SET PROBLEM | Copy out each line below that has the word "face" in it.

Extracted records |
────

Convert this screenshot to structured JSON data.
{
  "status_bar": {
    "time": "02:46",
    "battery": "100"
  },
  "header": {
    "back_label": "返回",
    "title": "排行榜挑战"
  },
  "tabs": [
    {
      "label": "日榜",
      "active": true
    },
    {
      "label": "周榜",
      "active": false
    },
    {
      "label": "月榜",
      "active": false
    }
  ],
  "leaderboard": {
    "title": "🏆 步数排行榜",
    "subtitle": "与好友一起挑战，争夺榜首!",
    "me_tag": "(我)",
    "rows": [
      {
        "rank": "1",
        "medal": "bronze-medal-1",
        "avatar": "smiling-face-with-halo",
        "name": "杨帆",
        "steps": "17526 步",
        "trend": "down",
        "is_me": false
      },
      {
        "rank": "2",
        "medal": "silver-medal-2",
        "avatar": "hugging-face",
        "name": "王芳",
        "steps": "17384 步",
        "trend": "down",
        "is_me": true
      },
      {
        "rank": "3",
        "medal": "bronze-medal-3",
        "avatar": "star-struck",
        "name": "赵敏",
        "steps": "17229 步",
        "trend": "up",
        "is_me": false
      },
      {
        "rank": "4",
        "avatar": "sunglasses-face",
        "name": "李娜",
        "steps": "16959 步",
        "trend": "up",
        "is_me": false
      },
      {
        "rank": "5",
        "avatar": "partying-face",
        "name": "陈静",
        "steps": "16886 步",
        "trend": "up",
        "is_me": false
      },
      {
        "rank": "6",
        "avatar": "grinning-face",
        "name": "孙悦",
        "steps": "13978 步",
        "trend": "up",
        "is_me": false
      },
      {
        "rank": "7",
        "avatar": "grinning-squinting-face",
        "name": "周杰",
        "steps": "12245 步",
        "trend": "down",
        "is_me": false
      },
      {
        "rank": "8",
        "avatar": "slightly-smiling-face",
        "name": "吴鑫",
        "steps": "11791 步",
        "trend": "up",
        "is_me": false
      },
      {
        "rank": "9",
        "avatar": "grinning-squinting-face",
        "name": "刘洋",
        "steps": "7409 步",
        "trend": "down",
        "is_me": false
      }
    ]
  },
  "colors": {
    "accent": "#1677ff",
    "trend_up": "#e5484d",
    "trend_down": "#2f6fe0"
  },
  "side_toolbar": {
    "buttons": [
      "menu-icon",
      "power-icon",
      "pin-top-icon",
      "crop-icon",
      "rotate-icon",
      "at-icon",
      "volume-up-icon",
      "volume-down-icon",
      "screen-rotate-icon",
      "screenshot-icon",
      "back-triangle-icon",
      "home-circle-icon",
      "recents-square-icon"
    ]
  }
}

────

THE RESPONSE |
        "avatar": "smiling-face-with-halo",
        "avatar": "hugging-face",
        "avatar": "sunglasses-face",
        "avatar": "partying-face",
        "avatar": "grinning-face",
        "avatar": "grinning-squinting-face",
        "avatar": "slightly-smiling-face",
        "avatar": "grinning-squinting-face",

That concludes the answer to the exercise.